Task prompt — Find each line with "Future" and copy it.

(Collected data)

━━━━━━━━━━━━━━━━━━━━

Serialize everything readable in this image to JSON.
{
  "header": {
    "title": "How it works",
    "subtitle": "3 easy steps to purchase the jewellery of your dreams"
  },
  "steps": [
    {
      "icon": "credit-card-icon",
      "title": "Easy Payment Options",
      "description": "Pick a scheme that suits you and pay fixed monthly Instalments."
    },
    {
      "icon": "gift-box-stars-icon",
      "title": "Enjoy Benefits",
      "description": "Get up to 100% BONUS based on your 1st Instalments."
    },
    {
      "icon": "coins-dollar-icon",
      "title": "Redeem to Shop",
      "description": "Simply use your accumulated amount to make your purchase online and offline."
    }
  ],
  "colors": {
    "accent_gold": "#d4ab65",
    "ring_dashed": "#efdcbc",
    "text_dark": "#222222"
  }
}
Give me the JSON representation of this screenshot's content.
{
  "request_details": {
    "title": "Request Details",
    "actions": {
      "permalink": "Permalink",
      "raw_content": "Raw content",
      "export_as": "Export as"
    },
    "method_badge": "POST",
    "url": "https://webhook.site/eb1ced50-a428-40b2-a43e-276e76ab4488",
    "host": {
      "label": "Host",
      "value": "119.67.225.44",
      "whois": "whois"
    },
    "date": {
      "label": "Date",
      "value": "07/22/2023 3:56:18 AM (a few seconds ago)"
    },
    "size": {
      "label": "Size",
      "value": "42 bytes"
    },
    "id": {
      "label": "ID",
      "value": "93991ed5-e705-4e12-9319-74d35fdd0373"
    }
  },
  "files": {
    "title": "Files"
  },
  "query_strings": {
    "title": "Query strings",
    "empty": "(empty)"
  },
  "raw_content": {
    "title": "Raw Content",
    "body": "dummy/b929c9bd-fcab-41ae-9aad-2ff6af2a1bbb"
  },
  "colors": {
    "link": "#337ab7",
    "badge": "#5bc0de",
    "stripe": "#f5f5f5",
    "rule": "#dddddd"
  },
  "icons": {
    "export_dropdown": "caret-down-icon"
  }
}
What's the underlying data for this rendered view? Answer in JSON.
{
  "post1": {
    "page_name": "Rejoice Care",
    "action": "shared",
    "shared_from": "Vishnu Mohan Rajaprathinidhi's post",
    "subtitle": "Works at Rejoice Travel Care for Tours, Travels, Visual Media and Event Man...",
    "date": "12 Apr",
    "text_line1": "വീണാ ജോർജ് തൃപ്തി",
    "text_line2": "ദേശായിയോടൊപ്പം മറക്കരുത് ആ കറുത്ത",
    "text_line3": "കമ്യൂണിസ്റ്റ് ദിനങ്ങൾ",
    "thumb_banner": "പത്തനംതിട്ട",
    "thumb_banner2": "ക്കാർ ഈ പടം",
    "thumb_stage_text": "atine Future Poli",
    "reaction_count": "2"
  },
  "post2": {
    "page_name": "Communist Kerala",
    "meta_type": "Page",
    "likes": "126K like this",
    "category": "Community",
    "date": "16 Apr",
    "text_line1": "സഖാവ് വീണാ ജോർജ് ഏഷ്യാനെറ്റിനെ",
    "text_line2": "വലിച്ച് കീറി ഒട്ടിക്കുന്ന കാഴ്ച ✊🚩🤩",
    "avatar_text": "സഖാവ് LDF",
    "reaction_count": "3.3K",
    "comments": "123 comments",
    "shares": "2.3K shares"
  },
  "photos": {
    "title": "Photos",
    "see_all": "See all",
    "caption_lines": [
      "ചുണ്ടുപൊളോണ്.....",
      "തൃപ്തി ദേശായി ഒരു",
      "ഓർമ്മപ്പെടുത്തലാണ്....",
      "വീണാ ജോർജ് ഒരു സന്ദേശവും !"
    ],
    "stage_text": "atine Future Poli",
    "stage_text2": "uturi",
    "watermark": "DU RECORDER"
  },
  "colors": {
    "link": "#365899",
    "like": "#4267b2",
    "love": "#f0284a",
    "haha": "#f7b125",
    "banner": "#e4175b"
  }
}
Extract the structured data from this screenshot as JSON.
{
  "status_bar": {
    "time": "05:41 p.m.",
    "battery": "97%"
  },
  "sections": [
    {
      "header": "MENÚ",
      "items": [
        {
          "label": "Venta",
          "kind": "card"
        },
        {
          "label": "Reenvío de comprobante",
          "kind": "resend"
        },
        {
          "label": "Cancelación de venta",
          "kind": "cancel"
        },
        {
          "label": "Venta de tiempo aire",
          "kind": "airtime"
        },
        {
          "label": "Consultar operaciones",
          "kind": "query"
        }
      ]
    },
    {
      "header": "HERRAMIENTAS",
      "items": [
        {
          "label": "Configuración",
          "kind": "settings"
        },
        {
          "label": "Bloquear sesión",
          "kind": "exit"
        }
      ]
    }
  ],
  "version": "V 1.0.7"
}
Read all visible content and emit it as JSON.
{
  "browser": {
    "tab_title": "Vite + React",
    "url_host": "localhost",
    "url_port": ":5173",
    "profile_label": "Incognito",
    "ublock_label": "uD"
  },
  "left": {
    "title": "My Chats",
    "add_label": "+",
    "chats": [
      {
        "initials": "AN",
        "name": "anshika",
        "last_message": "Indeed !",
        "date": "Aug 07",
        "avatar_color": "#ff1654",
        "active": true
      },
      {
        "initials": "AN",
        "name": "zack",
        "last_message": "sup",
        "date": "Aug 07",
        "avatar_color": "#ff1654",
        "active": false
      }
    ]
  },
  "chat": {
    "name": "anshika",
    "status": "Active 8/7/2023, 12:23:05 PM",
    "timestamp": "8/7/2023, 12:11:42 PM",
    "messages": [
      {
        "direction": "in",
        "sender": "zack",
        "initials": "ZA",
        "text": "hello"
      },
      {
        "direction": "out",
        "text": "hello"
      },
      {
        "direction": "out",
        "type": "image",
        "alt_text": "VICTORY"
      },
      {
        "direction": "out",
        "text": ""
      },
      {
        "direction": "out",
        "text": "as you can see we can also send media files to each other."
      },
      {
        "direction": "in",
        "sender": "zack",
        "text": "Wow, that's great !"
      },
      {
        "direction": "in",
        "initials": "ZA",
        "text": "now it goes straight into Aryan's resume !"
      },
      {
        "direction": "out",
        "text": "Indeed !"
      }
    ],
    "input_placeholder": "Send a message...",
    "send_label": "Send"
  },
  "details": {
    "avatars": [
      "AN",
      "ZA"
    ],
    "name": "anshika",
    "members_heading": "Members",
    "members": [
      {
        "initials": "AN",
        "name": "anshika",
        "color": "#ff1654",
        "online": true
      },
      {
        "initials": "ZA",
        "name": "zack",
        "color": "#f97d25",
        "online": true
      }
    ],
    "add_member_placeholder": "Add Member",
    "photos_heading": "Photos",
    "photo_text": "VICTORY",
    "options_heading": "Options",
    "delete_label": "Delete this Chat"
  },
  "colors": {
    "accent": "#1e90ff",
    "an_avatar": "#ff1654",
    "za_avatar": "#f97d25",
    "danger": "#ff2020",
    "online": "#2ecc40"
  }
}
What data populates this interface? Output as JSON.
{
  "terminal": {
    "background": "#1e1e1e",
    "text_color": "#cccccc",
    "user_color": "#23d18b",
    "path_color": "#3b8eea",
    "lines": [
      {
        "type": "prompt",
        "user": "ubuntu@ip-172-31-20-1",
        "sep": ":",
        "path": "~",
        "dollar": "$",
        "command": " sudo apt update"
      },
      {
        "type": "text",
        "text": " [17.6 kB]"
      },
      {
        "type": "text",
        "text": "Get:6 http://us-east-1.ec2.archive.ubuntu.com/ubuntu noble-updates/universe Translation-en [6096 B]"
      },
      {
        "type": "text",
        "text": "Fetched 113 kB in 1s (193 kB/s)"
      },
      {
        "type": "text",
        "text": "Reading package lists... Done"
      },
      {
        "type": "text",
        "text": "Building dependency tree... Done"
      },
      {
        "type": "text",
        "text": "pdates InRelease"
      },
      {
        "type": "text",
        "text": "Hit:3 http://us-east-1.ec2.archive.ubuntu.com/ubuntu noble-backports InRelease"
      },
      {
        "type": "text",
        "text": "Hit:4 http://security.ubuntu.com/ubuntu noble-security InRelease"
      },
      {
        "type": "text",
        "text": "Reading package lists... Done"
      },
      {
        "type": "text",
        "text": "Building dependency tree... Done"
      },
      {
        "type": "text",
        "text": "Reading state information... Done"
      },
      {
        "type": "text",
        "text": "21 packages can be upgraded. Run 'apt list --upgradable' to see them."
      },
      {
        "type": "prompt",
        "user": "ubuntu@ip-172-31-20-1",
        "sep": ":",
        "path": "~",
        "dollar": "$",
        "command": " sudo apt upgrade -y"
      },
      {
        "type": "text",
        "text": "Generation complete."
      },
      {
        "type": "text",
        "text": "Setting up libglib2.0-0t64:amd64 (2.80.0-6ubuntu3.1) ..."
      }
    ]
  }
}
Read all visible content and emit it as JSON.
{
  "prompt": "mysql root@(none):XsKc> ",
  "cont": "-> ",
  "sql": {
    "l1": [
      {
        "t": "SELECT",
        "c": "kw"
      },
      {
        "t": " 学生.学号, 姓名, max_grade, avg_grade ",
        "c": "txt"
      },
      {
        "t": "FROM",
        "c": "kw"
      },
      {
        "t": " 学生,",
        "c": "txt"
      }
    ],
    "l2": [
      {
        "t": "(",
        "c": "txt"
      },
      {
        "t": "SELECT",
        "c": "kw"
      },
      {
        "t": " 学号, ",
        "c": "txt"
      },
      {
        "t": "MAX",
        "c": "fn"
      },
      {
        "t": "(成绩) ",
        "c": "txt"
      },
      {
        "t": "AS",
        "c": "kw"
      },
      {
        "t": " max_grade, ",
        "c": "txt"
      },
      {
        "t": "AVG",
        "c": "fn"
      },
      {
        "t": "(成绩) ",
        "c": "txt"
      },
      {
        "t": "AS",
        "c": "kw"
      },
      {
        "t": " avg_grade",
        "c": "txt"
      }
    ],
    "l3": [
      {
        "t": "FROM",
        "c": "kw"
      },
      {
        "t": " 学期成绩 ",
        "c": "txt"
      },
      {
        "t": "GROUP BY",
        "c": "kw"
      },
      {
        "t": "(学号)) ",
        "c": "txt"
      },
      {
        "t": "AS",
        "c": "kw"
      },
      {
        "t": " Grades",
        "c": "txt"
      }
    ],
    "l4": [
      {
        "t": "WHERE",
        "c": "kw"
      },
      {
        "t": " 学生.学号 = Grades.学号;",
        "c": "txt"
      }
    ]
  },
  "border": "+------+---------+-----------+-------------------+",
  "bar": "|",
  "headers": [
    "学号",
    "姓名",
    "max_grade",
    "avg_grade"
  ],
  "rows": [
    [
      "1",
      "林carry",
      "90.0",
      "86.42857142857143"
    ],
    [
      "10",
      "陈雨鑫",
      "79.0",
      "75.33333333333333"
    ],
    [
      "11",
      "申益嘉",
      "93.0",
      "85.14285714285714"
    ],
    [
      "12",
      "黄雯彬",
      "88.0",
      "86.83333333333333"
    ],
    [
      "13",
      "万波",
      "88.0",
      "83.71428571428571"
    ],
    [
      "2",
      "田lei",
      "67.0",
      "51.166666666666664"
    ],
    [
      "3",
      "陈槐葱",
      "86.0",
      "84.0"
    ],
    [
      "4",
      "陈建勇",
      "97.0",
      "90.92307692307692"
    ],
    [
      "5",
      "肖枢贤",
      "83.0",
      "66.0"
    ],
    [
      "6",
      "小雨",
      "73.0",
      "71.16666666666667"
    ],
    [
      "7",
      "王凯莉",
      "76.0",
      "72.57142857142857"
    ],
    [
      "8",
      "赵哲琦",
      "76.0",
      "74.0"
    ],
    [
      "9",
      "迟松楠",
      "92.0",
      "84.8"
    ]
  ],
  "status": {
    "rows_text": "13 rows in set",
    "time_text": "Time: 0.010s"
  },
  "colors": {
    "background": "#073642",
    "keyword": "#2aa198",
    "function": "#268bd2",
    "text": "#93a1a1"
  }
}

━━━━━━━━━━━━━━━━━━━━

Final answer —
    "thumb_stage_text": "atine Future Poli",
    "stage_text": "atine Future Poli",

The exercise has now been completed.